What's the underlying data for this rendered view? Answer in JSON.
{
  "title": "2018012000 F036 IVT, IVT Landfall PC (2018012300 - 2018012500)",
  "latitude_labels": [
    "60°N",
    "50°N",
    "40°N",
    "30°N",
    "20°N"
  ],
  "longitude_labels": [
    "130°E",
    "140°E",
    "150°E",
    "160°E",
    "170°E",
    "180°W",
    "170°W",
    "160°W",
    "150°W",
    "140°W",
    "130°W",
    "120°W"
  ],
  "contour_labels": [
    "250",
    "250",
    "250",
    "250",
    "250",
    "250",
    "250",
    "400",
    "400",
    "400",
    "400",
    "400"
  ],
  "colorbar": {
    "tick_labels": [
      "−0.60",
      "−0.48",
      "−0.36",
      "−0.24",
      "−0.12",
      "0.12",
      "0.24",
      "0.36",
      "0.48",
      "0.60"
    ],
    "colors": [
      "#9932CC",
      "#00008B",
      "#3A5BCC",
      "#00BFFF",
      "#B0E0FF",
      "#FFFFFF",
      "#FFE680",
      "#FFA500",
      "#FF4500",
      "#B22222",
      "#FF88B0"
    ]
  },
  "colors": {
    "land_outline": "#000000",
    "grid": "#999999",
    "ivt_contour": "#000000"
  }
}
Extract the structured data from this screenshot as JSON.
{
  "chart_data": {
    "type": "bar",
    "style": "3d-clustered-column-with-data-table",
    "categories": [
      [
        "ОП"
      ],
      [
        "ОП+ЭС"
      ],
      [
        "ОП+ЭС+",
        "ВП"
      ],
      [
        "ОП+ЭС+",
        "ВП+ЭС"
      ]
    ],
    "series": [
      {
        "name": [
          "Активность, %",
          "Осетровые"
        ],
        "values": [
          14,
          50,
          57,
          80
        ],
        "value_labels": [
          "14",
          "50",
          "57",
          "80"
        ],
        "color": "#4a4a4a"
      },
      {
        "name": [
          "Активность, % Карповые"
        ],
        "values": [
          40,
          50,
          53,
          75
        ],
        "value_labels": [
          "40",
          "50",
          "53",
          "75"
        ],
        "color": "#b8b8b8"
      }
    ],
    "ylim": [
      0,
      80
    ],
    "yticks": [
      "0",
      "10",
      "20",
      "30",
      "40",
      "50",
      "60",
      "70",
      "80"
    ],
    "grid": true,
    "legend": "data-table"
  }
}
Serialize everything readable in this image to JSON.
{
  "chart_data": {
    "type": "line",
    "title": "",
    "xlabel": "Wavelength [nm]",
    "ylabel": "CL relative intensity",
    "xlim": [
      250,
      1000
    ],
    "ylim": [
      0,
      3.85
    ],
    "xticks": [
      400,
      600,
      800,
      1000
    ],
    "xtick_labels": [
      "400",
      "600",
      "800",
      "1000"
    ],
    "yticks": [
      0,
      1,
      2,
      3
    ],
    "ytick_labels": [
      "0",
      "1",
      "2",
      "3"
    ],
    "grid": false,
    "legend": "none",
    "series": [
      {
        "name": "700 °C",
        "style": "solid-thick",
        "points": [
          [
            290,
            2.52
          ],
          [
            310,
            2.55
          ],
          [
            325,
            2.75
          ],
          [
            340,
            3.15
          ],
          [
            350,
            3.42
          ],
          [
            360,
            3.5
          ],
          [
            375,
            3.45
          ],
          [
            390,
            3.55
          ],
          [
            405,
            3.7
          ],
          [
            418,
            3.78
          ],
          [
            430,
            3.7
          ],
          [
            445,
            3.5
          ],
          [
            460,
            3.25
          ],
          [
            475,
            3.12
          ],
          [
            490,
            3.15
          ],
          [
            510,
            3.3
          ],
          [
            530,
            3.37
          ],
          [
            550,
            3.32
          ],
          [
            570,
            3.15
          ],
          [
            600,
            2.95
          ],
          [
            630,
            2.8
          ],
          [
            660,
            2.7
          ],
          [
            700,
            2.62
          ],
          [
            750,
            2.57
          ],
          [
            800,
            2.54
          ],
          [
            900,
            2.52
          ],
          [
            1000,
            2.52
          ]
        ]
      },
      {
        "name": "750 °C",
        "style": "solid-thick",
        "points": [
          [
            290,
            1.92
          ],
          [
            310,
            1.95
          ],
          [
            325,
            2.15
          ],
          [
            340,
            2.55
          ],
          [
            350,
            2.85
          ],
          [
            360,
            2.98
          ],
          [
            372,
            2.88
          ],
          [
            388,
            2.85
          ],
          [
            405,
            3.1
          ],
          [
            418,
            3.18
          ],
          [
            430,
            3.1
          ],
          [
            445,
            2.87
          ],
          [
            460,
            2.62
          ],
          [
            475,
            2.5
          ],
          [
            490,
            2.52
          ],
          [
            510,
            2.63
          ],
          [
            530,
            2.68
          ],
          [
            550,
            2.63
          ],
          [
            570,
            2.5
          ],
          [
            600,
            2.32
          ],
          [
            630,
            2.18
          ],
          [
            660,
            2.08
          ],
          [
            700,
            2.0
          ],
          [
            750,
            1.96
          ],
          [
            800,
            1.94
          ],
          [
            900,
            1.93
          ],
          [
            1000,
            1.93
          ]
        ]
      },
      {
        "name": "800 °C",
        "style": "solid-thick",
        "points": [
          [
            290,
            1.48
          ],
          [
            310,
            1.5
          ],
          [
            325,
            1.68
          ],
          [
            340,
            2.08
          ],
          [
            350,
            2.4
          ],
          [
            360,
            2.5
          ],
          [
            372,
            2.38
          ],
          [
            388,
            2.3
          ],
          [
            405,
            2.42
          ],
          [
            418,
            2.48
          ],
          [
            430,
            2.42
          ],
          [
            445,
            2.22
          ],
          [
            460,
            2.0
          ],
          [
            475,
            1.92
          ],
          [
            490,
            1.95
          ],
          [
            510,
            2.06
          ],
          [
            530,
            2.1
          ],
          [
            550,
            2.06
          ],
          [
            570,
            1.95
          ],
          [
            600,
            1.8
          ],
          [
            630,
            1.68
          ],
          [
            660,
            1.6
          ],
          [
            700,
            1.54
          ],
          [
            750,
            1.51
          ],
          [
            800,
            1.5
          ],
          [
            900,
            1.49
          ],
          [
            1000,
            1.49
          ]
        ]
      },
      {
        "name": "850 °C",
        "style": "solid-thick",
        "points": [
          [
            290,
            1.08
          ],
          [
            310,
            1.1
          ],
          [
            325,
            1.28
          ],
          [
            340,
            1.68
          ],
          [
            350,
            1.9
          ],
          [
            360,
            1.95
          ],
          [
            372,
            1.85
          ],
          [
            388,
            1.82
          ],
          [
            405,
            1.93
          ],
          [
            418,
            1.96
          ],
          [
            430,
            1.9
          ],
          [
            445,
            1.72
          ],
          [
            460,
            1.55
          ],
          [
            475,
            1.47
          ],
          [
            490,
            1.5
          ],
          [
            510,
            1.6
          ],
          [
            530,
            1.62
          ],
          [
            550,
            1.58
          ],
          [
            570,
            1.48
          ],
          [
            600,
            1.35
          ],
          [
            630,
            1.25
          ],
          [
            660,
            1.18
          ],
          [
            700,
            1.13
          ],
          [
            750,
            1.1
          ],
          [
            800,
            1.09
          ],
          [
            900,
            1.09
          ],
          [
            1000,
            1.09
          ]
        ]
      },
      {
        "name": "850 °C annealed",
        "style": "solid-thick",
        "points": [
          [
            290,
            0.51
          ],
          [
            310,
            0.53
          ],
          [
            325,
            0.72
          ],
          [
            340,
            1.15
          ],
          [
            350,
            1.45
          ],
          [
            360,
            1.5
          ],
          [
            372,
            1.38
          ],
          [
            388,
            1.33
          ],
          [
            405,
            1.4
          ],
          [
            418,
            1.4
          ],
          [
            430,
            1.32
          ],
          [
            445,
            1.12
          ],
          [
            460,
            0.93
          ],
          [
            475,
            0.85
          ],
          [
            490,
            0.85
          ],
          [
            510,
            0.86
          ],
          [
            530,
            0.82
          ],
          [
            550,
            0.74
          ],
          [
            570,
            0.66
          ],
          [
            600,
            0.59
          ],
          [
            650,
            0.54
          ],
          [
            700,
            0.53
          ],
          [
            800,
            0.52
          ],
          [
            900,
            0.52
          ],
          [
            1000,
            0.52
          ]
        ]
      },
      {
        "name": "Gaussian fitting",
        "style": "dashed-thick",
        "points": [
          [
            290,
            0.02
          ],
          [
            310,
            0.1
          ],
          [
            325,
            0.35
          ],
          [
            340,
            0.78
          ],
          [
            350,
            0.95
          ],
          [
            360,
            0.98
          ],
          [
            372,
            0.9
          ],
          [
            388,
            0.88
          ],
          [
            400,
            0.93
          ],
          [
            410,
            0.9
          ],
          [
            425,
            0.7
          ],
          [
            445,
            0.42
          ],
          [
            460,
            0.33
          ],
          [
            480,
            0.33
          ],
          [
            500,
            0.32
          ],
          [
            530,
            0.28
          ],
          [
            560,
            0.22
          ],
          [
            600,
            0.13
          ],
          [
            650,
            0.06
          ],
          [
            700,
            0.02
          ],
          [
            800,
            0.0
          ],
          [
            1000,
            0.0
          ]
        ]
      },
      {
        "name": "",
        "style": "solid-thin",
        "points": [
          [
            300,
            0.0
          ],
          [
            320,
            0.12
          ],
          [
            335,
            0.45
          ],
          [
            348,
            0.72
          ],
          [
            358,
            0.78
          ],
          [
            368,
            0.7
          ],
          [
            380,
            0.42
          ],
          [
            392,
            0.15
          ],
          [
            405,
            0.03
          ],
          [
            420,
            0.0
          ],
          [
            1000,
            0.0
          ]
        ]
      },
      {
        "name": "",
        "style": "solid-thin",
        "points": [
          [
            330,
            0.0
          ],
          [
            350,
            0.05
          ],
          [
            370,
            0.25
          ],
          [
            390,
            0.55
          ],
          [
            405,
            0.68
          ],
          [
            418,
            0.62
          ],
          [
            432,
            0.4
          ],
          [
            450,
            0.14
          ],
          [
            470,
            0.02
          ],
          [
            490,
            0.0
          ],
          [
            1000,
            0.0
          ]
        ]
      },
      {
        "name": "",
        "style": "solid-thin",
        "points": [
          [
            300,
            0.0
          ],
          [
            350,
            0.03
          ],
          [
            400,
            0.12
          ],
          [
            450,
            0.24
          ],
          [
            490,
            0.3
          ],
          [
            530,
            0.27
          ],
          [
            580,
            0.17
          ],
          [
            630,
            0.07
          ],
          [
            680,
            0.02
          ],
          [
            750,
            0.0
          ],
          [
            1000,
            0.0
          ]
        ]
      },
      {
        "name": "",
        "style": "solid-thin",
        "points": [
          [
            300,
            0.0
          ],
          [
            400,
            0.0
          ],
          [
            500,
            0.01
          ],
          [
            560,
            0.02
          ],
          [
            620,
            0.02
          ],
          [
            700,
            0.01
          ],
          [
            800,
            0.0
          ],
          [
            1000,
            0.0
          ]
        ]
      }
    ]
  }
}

——————

Scan the data for the word "JSON" and copy every line where it shows up.

What's the underlying data for this rendered view? Answer in JSON.
Extract the structured data from this screenshot as JSON.
Serialize everything readable in this image to JSON.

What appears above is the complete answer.